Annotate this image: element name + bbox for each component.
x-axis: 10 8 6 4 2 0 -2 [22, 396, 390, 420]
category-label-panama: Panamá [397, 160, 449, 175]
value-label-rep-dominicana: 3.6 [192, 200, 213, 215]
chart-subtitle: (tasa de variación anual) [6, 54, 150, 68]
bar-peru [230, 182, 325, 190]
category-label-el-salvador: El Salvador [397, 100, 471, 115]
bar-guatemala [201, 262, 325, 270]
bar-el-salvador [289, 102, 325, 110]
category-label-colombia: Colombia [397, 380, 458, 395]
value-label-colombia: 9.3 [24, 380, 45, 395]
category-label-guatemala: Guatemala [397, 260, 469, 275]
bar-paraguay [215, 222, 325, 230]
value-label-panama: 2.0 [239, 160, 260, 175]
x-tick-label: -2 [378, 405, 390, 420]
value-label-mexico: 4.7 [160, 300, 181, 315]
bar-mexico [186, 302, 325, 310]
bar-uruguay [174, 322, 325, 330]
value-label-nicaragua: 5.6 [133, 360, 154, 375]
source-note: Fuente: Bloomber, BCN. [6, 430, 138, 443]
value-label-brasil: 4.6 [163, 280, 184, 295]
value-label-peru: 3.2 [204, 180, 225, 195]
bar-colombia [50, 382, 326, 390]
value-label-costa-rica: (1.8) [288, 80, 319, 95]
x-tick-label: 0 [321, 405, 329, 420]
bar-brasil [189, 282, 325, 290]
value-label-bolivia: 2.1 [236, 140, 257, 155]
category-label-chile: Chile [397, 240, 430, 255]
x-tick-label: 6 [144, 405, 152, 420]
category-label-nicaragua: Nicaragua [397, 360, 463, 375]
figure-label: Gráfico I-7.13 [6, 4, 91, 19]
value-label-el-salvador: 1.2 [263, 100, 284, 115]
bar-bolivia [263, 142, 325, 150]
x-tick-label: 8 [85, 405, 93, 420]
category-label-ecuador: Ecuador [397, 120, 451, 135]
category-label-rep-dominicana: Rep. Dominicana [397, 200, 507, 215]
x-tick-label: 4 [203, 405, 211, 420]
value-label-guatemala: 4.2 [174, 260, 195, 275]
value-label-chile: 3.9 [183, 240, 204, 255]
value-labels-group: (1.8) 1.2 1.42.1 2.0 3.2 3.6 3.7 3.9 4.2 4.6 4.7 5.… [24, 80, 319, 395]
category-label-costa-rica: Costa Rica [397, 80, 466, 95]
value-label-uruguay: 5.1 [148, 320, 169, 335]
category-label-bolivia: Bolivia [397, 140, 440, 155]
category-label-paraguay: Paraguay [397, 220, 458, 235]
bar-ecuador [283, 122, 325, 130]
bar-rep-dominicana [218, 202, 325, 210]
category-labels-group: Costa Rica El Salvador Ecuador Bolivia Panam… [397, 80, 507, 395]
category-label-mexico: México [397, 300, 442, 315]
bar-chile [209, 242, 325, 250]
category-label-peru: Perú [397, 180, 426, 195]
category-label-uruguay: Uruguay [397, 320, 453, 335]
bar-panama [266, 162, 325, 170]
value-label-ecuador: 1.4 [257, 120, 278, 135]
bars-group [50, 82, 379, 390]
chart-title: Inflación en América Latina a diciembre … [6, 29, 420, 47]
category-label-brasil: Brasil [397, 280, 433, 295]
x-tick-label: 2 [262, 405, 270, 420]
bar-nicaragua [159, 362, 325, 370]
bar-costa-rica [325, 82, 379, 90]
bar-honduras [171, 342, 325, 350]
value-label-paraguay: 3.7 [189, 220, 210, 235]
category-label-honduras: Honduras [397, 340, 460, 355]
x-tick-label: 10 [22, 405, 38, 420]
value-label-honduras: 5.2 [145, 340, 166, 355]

> WORK INSTRUCTIONS:
Extract every row above, reproducing each line character for character and in the same order.

> RESULT OF THE EXERCISE:
Annotate this image: element name + bbox for each component.
x-axis: 10 8 6 4 2 0 -2 [22, 396, 390, 420]
category-label-panama: Panamá [397, 160, 449, 175]
value-label-rep-dominicana: 3.6 [192, 200, 213, 215]
chart-subtitle: (tasa de variación anual) [6, 54, 150, 68]
bar-peru [230, 182, 325, 190]
category-label-el-salvador: El Salvador [397, 100, 471, 115]
bar-guatemala [201, 262, 325, 270]
bar-el-salvador [289, 102, 325, 110]
category-label-colombia: Colombia [397, 380, 458, 395]
value-label-colombia: 9.3 [24, 380, 45, 395]
category-label-guatemala: Guatemala [397, 260, 469, 275]
bar-paraguay [215, 222, 325, 230]
value-label-panama: 2.0 [239, 160, 260, 175]
x-tick-label: -2 [378, 405, 390, 420]
value-label-mexico: 4.7 [160, 300, 181, 315]
bar-mexico [186, 302, 325, 310]
bar-uruguay [174, 322, 325, 330]
value-label-nicaragua: 5.6 [133, 360, 154, 375]
source-note: Fuente: Bloomber, BCN. [6, 430, 138, 443]
value-label-brasil: 4.6 [163, 280, 184, 295]
value-label-peru: 3.2 [204, 180, 225, 195]
bar-colombia [50, 382, 326, 390]
value-label-costa-rica: (1.8) [288, 80, 319, 95]
x-tick-label: 0 [321, 405, 329, 420]
bar-brasil [189, 282, 325, 290]
value-label-bolivia: 2.1 [236, 140, 257, 155]
category-label-chile: Chile [397, 240, 430, 255]
x-tick-label: 6 [144, 405, 152, 420]
category-label-nicaragua: Nicaragua [397, 360, 463, 375]
figure-label: Gráfico I-7.13 [6, 4, 91, 19]
value-label-el-salvador: 1.2 [263, 100, 284, 115]
bar-bolivia [263, 142, 325, 150]
x-tick-label: 8 [85, 405, 93, 420]
category-label-ecuador: Ecuador [397, 120, 451, 135]
category-label-rep-dominicana: Rep. Dominicana [397, 200, 507, 215]
x-tick-label: 4 [203, 405, 211, 420]
value-label-guatemala: 4.2 [174, 260, 195, 275]
value-label-chile: 3.9 [183, 240, 204, 255]
value-labels-group: (1.8) 1.2 1.42.1 2.0 3.2 3.6 3.7 3.9 4.2 4.6 4.7 5.… [24, 80, 319, 395]
category-label-costa-rica: Costa Rica [397, 80, 466, 95]
value-label-uruguay: 5.1 [148, 320, 169, 335]
category-label-bolivia: Bolivia [397, 140, 440, 155]
category-label-paraguay: Paraguay [397, 220, 458, 235]
bar-ecuador [283, 122, 325, 130]
bar-rep-dominicana [218, 202, 325, 210]
category-labels-group: Costa Rica El Salvador Ecuador Bolivia Panam… [397, 80, 507, 395]
category-label-mexico: México [397, 300, 442, 315]
bar-chile [209, 242, 325, 250]
category-label-peru: Perú [397, 180, 426, 195]
category-label-uruguay: Uruguay [397, 320, 453, 335]
bar-panama [266, 162, 325, 170]
value-label-ecuador: 1.4 [257, 120, 278, 135]
bars-group [50, 82, 379, 390]
chart-title: Inflación en América Latina a diciembre … [6, 29, 420, 47]
category-label-brasil: Brasil [397, 280, 433, 295]
x-tick-label: 2 [262, 405, 270, 420]
bar-nicaragua [159, 362, 325, 370]
bar-costa-rica [325, 82, 379, 90]
bar-honduras [171, 342, 325, 350]
value-label-paraguay: 3.7 [189, 220, 210, 235]
category-label-honduras: Honduras [397, 340, 460, 355]
x-tick-label: 10 [22, 405, 38, 420]
value-label-honduras: 5.2 [145, 340, 166, 355]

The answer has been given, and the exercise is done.